● **Exercise tasks**:
1: In the article on Russia and European fracking, how much is Europe's energy addiction worth to Moscow each day?
2: Extend the article on Russia's campaign against European fracking, picking up right after its final sentence.

--- Reading text ---

Russia's Quiet War Against European Fracking

Environmentalists trying to block shale gas exploration across Europe are unknowingly helping Putin maintain his energy leverage over the continent.

Russia is trying to maintain its energy stranglehold over Europe by backing movements across the continent to demonize fracking, the head of NATO alleged. It is part of Russia's broader use of soft power and covert means to complement its more overt efforts to reassert influence in Europe and keep countries there from developing alternatives to an energy addiction worth $100 million a day to Moscow.

"I have met allies who can report that Russia, as part of their sophisticated information and disinformation operations, engage actively with so-called non-government organizations -- environmental organizations working against shale gas -- obviously to maintain European dependence on imported Russian gas," NATO chief Anders Fogh Rasmussen said after a Chatham House speech this week.

NATO officials said Rasmussen's remarks were meant to underscore NATO's growing unease with Europe's energy security situation. "Clearly, it is in the interest of all NATO allies to be able to have adequate energy supplies. We share a concern by some allies that Russia could try to obstruct possible projects on shale gas exploration in Europe in order to maintain Europe's reliance on Russian gas," a NATO official told Foreign Policy.

Hydraulic fracturing, or fracking, has unleashed an energy boom in the United States. But the practice, which is designed to tap previously unreachable stores of natural gas by injecting a chemical cocktail at high pressure to break apart shale formations deep underground, also generates plenty of environmental opposition. Critics say fracking can poison underground stores of drinking water.

In Europe, that opposition is particularly fierce, both because environmental groups have more political power than in the United States and because higher population densities magnify the possible damaging effects of the drilling practice. Some countries have banned fracking outright; others, including France and Germany, have imposed onerous regulations that effectively make the practice illegal, though they are reconsidering fracking in light of the standoff with Russia over Ukraine.

Russian energy firms and officials, as well as Kremlin-controlled media, have lambasted fracking on environmental grounds for years. Top Gazprom officials and even Russian President Vladimir Putin have attacked the technology, which, if adopted, could ease Europe's dependence on Russian gas.

--- Provided records ---

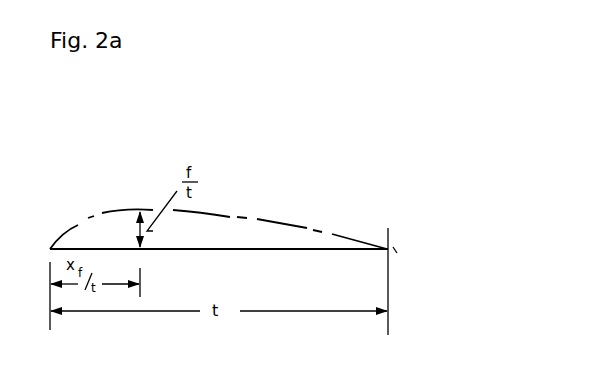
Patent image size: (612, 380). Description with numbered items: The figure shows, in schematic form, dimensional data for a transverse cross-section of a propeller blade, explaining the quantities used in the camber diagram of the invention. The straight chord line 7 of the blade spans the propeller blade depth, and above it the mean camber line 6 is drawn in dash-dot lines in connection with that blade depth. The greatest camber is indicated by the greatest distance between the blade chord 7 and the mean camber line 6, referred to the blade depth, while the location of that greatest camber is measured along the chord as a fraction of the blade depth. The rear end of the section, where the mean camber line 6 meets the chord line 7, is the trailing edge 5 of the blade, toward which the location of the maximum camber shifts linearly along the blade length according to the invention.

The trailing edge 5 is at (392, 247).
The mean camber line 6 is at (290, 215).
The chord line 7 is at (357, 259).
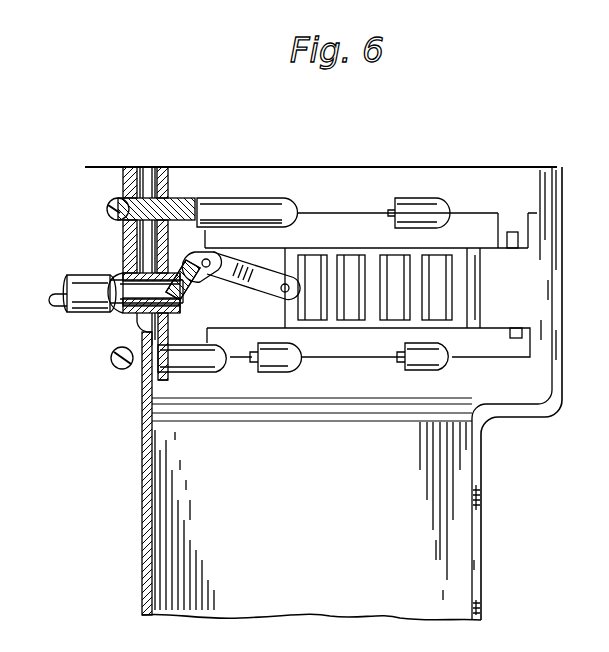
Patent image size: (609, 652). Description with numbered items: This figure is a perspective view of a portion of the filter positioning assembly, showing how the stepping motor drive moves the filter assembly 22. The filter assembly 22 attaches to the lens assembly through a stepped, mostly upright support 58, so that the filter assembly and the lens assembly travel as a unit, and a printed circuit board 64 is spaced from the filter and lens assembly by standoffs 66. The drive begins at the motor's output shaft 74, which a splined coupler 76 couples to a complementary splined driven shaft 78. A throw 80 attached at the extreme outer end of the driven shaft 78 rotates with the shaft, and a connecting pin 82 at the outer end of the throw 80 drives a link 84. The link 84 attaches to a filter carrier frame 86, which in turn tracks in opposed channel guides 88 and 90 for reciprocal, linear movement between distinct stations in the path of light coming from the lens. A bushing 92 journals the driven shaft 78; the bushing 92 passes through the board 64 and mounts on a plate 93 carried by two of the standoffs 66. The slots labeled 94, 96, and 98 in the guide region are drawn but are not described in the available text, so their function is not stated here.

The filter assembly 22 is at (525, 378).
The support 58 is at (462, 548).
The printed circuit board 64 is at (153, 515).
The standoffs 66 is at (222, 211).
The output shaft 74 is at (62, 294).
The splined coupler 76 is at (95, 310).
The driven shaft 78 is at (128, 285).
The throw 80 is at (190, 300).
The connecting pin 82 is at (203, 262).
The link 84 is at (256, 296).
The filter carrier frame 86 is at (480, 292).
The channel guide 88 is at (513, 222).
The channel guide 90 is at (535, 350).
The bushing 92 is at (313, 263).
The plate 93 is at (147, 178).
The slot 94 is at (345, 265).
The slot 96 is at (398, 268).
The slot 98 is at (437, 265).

---
--- Provided records ---

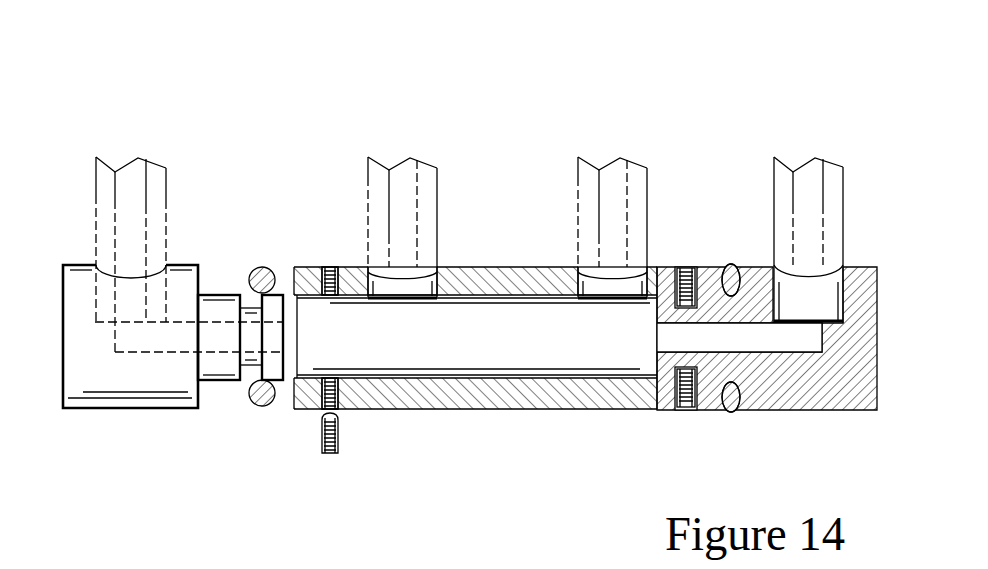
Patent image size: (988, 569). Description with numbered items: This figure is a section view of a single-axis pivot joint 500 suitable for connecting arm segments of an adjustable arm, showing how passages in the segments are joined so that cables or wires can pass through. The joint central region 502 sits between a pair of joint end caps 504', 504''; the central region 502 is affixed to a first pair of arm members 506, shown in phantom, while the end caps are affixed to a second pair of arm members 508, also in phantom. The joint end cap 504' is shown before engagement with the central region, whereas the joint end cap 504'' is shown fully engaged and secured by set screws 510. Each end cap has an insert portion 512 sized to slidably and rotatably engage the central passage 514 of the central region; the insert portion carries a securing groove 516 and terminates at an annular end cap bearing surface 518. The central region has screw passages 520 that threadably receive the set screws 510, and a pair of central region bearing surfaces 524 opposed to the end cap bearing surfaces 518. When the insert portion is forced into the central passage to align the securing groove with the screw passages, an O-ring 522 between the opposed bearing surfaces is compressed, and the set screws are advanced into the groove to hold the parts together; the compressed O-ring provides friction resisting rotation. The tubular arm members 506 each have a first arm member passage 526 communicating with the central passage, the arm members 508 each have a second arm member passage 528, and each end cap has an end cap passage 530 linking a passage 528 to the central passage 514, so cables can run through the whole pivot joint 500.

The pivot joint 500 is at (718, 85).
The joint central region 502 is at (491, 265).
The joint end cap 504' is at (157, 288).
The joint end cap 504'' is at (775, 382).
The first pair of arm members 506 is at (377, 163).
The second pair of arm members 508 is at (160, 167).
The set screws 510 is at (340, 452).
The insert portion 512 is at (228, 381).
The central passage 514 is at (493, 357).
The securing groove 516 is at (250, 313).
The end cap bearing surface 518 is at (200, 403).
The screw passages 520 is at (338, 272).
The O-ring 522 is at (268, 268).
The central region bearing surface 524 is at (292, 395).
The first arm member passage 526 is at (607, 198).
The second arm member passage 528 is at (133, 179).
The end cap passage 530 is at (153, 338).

---
--- Provided records ---

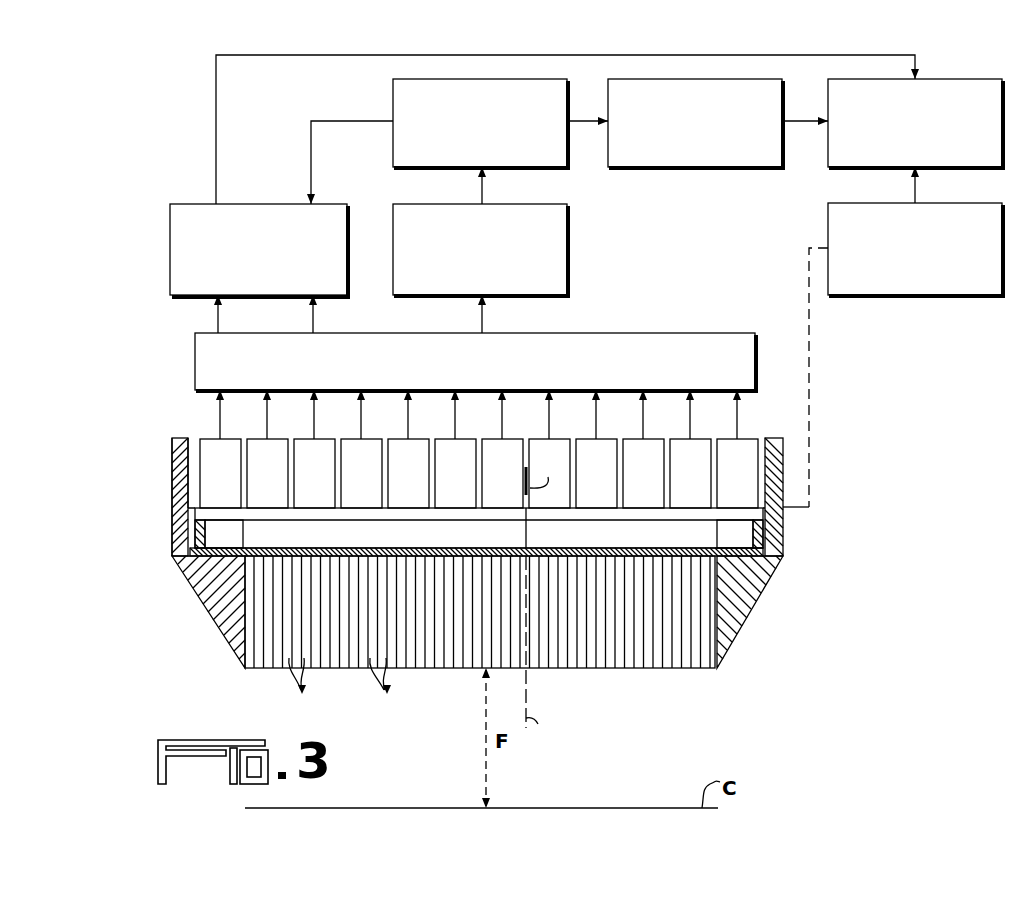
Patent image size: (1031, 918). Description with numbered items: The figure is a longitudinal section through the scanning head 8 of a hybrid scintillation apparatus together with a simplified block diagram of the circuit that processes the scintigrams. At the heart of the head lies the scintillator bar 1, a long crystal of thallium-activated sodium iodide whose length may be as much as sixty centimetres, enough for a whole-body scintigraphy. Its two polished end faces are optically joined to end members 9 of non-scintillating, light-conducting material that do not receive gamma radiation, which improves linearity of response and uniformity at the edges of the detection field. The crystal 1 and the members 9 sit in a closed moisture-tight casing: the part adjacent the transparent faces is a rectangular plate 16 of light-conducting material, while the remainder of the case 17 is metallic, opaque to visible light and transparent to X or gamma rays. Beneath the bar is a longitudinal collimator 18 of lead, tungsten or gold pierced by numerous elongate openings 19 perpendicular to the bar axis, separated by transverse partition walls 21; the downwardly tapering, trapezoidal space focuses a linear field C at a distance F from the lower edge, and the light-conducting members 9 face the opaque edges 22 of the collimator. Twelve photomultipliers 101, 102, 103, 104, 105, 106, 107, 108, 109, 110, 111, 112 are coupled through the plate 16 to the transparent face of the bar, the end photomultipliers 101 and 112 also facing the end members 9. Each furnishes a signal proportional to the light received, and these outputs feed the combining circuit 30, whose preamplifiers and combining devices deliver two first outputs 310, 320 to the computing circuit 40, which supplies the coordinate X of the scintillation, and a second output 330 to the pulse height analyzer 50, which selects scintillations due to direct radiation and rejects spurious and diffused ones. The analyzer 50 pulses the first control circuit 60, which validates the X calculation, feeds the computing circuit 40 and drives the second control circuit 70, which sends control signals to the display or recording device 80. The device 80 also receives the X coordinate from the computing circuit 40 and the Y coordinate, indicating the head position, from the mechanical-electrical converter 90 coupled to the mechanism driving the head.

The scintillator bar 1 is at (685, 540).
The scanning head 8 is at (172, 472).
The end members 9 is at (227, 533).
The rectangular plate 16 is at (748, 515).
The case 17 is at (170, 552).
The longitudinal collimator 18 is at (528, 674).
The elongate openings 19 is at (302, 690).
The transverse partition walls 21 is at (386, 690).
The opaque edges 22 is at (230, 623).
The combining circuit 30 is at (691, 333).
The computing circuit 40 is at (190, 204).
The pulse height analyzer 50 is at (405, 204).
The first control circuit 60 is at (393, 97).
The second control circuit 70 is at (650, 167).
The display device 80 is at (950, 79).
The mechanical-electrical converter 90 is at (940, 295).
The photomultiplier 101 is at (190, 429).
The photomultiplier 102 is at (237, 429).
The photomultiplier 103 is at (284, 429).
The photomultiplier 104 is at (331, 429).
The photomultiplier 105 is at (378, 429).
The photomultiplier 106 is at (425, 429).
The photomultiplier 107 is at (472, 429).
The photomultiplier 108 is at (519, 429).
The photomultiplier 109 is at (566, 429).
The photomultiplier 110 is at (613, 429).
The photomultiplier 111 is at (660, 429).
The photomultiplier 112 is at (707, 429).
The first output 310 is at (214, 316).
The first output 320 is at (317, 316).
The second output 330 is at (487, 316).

---

● **Expected answers**:
1: $100 million a day.

2:
But one thing has for years puzzled energy experts: Well-organized and well-funded environmental opposition to fracking in Europe sprang up suddenly in countries such as Bulgaria and Ukraine, which had shown little prior concern for the environment but which are heavily dependent on Russia for energy supplies. Similar movements have also targeted Europe's plans to build pipelines that would offer an alternative to reliance on Moscow.

"It's very concrete; it relates to both opposition to shale and also trying to block any alternative pipelines with environmental challenges," said Brenda Shaffer, an energy expert at Georgetown University. "There is a lot of evidence here; countries like Bulgaria, Romania, Ukraine being at the vanguard of the environmental movement is enough for it to be conspicuous," she said.

Bulgaria's anti-shale movement is particularly telling. The country initially embraced fracking as a way to develop its own energy resources and reduce reliance on Russia, even signing an exploration deal with Chevron in 2011. But then came an eruption of seemingly grassroots environmental protests and a televised blitz against fracking. In early 2012, the government reversed course and banned the practice.

Researchers who've worked on the ground in Central and Eastern Europe say there is plenty of anecdotal evidence, if no smoking guns, of Russian financial support for some environmental groups that have recently mobilized opposition to shale gas development.

In Ukraine, for example, anti-fracking movements became more organized and better funded just as the government worked to finalize shale gas deals with Western energy firms, officials there say. In Lithuania, "exactly the same thing is happening," said a government official, who described the mushrooming of anti-shale billboards and websites there as "an integrated, strategic communications campaign." As in Bulgaria, the well-funded groups organized screenings of Gasland to galvanize opposition to fracking.

"All of a sudden, in societies that never did grassroots organization very well, you saw all these NGOs well-funded, popping up, and causing well-organized protests," said Mihaela Carstei, an energy and environment analyst at the Atlantic Council.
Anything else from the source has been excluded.